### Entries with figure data
········

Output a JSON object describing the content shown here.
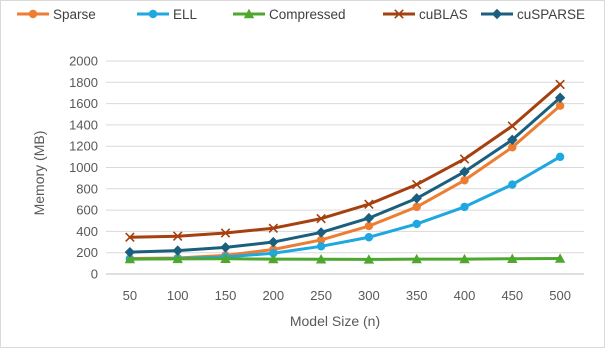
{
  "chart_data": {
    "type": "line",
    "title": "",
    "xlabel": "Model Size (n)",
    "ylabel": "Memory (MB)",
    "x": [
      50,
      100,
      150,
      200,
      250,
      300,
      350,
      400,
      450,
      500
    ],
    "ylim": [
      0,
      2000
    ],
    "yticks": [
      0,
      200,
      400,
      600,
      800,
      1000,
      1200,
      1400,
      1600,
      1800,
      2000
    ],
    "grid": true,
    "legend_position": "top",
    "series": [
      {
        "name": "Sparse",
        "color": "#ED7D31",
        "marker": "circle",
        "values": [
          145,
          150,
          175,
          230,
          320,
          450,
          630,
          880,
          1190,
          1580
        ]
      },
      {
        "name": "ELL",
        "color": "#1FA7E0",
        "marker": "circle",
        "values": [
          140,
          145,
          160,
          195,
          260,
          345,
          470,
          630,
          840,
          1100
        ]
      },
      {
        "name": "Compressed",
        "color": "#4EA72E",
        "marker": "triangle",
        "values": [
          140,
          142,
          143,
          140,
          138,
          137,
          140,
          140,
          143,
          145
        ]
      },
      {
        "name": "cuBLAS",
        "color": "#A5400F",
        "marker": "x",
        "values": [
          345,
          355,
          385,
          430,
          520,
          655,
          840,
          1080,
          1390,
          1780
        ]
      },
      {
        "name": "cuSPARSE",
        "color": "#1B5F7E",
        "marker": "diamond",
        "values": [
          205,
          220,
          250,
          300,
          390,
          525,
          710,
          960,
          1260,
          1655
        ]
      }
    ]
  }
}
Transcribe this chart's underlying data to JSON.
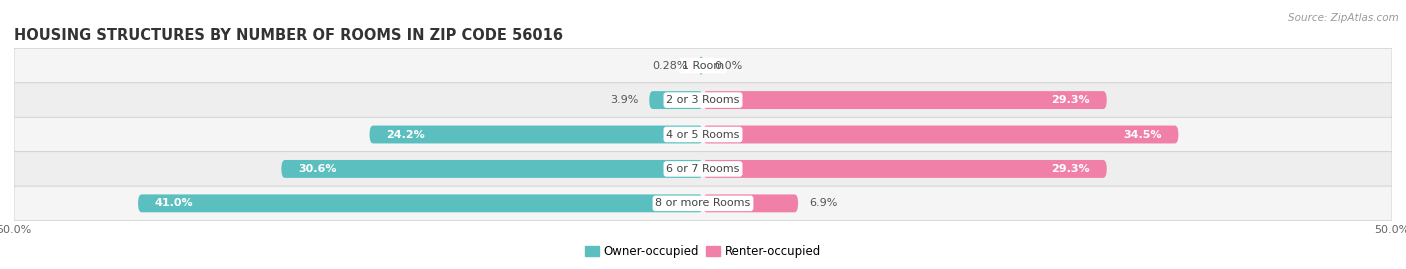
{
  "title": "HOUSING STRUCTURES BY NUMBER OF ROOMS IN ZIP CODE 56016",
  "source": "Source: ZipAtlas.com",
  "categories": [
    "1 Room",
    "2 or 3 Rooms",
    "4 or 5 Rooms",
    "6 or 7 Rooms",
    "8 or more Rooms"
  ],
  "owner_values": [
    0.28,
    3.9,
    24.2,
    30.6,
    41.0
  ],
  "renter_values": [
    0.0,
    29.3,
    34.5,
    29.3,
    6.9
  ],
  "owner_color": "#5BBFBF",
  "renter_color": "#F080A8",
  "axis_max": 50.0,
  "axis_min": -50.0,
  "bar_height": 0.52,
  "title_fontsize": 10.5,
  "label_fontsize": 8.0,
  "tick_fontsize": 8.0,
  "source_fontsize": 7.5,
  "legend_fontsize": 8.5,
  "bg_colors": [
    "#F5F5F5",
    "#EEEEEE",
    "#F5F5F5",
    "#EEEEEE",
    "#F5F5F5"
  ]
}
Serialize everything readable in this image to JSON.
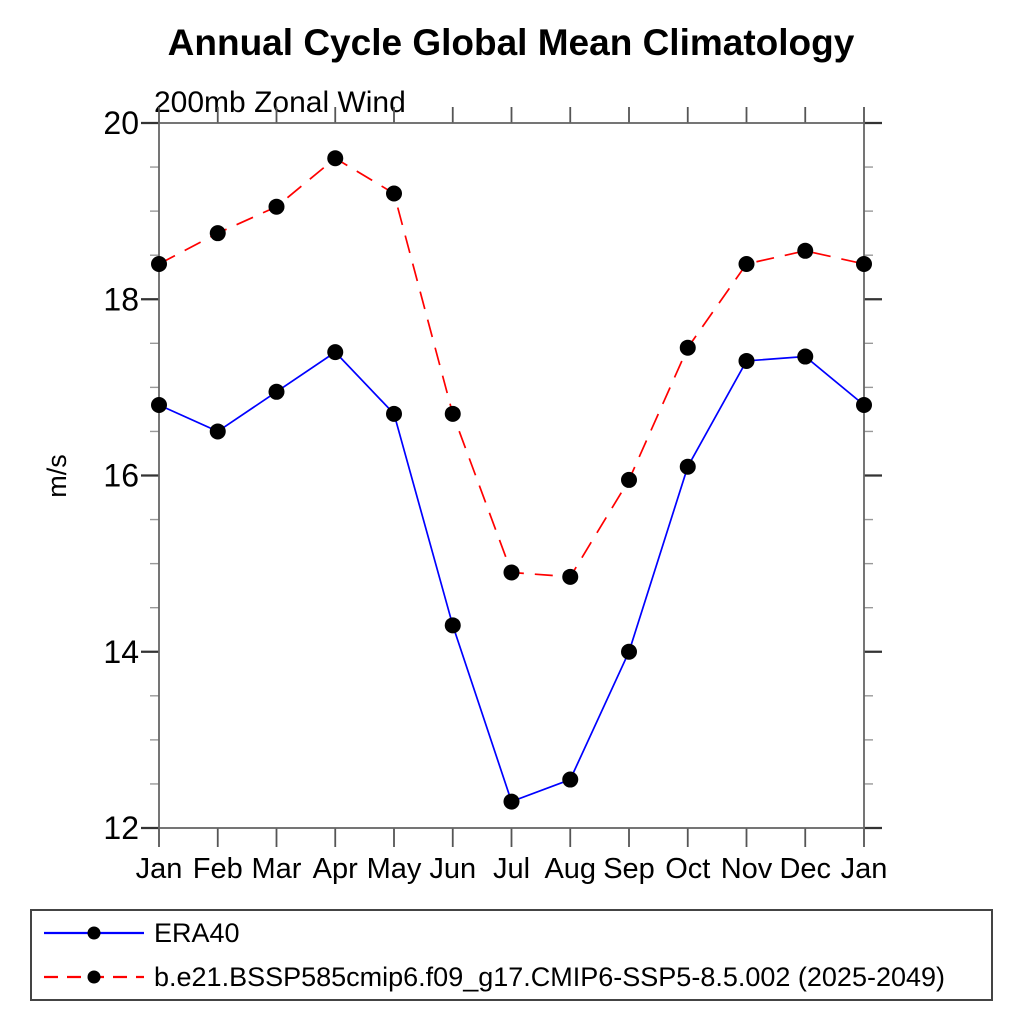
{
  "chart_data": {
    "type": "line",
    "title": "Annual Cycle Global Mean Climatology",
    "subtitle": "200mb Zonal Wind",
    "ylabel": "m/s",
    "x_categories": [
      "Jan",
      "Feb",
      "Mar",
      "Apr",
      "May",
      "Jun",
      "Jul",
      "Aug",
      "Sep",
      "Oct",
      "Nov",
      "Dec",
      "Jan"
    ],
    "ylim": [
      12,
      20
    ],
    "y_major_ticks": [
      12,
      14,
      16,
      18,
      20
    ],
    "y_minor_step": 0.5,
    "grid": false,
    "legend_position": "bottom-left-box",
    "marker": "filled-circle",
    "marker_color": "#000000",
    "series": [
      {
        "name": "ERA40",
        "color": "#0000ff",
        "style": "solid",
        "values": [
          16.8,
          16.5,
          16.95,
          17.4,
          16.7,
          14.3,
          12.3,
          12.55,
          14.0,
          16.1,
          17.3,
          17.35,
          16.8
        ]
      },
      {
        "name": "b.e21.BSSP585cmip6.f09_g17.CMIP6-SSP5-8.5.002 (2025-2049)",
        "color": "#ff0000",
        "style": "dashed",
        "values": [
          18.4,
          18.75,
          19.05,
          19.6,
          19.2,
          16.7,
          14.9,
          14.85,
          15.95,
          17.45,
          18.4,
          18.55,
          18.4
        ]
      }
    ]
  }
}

········

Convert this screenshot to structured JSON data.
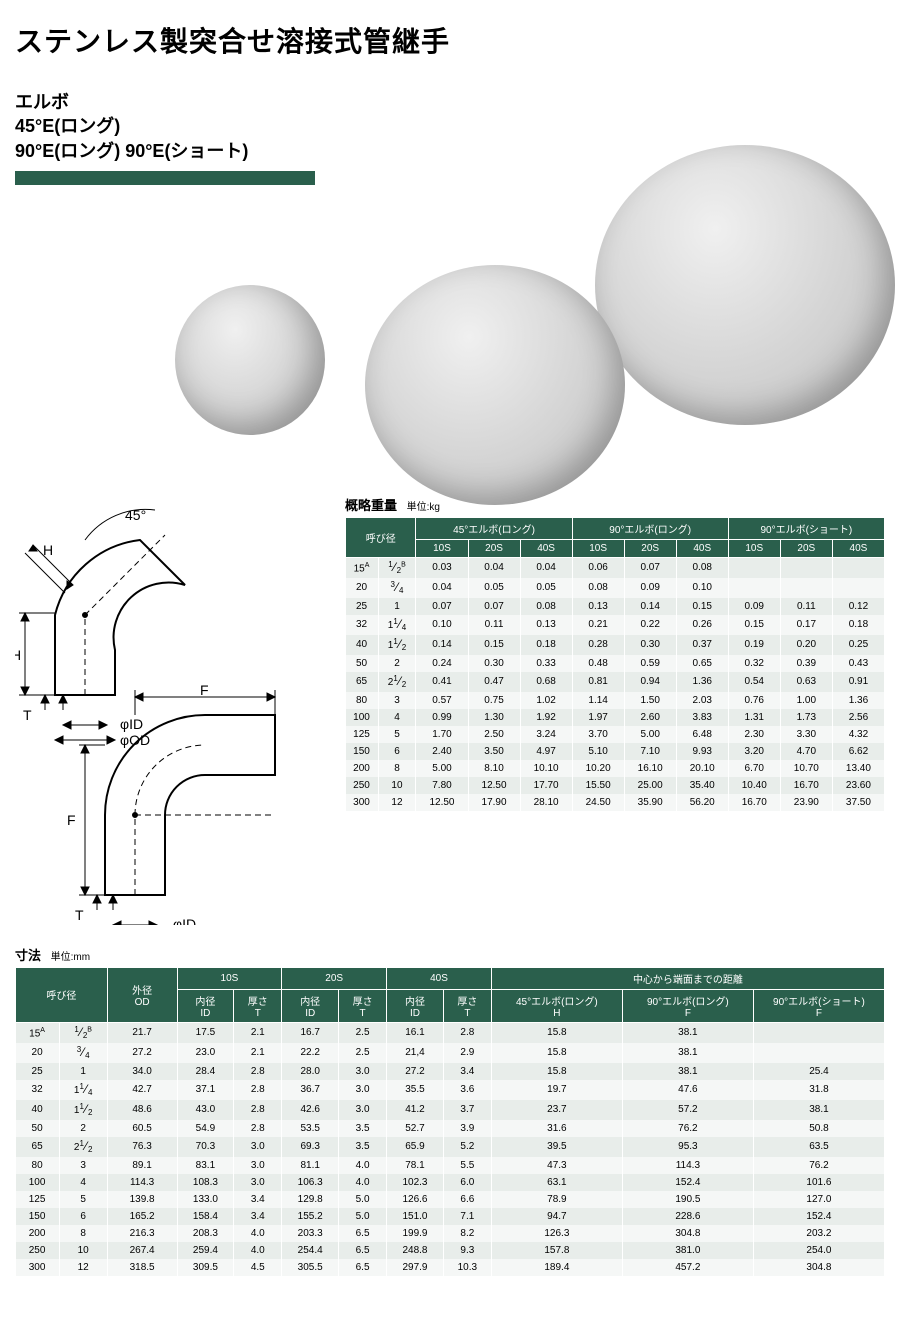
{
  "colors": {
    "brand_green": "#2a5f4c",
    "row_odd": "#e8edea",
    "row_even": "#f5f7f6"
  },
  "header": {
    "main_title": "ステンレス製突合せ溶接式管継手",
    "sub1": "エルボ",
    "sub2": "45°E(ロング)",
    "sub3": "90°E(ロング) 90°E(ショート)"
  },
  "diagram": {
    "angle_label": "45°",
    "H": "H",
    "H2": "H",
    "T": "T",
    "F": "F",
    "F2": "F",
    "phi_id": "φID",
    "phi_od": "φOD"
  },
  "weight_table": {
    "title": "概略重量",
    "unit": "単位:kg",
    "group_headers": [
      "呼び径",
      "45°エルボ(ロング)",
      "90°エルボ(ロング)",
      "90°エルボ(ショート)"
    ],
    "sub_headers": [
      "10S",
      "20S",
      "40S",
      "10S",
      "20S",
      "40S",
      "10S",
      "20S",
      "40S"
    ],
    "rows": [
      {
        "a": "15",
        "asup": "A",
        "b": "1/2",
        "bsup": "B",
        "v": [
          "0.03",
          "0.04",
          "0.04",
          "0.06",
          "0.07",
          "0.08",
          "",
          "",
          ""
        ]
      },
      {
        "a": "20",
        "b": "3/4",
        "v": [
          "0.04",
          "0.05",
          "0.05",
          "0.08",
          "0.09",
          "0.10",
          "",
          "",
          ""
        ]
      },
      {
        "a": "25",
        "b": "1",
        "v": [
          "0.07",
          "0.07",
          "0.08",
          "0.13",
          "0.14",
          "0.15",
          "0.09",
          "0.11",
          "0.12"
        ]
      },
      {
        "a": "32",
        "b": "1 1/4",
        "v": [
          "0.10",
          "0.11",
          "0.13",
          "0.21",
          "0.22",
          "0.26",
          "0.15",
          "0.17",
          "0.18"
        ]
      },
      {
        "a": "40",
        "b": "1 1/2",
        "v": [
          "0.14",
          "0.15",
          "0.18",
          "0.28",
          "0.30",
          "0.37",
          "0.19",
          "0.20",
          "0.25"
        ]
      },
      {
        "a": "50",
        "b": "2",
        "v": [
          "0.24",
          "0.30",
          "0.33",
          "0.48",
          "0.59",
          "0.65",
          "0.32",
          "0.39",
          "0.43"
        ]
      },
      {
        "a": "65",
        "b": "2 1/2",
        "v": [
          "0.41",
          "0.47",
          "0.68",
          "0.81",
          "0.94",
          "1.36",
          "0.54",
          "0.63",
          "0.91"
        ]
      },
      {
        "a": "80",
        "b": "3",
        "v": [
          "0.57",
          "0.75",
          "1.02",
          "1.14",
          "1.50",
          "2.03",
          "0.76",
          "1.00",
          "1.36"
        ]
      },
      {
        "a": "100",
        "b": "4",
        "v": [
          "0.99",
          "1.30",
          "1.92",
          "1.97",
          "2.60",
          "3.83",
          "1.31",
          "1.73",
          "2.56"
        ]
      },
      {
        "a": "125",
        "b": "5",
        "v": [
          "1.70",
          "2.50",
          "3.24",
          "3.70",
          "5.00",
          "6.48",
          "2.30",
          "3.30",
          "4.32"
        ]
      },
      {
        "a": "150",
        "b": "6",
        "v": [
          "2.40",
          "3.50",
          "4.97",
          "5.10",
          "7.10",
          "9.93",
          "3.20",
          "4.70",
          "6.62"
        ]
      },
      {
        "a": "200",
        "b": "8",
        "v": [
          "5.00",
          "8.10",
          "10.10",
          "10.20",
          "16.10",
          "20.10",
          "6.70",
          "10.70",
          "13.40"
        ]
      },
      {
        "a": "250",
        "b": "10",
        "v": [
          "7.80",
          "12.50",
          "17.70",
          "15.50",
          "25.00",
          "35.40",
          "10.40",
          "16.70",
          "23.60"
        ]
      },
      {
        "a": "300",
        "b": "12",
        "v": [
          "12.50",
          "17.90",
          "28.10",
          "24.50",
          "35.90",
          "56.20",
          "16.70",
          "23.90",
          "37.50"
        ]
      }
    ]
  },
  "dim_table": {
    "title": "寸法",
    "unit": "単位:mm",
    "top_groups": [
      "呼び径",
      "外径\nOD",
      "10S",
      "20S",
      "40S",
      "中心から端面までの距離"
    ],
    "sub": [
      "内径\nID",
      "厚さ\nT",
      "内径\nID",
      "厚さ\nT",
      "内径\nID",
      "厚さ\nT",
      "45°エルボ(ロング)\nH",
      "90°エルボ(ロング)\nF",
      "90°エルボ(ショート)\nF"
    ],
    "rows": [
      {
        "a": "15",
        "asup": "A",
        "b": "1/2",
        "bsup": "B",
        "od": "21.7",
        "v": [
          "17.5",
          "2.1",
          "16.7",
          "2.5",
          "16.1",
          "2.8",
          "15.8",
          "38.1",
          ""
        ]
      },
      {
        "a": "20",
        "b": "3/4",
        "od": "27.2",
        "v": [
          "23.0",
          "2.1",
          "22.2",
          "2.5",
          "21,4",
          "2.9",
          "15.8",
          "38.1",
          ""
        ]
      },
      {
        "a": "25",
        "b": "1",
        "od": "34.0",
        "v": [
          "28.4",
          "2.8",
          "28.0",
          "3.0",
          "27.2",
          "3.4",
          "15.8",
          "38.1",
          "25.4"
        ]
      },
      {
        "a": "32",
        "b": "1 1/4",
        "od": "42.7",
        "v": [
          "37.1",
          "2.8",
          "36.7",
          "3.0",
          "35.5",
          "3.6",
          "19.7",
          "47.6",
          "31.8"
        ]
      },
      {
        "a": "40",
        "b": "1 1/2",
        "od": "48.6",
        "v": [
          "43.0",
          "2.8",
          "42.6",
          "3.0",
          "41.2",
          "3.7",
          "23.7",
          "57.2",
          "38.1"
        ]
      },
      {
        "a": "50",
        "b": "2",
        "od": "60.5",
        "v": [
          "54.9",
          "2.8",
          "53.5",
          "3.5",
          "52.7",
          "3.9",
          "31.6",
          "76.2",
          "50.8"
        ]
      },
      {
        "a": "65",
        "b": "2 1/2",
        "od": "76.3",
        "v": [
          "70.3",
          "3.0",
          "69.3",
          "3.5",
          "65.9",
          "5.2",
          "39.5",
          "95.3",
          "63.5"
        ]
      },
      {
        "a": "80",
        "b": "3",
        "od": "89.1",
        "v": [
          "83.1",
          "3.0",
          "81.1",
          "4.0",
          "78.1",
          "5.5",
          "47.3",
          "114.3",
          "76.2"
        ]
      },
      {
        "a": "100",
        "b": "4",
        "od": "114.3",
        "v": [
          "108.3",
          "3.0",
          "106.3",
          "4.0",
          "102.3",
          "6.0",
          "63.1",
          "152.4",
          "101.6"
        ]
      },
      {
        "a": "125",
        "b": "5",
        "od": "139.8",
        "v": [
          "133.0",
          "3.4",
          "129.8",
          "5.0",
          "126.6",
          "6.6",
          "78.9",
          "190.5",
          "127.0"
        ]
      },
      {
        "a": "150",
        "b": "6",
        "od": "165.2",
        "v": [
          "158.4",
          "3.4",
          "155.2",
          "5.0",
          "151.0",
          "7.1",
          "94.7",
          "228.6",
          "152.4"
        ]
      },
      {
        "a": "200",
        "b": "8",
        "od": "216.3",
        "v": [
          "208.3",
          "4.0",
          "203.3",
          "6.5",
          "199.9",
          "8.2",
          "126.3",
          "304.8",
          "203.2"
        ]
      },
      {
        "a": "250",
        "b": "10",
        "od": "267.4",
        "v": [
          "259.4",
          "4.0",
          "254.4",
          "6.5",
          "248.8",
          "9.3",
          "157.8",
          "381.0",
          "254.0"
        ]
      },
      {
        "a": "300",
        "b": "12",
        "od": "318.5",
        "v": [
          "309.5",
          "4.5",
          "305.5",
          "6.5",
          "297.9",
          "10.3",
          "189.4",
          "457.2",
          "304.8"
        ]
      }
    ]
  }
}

········

### Exercise directions
Read through the entries and copy every line that includes "this".

### Expected answer
Transcribe this chart's underlying data to JSON.
Serialize everything readable in this image to JSON.
Convert this screenshot to structured JSON data.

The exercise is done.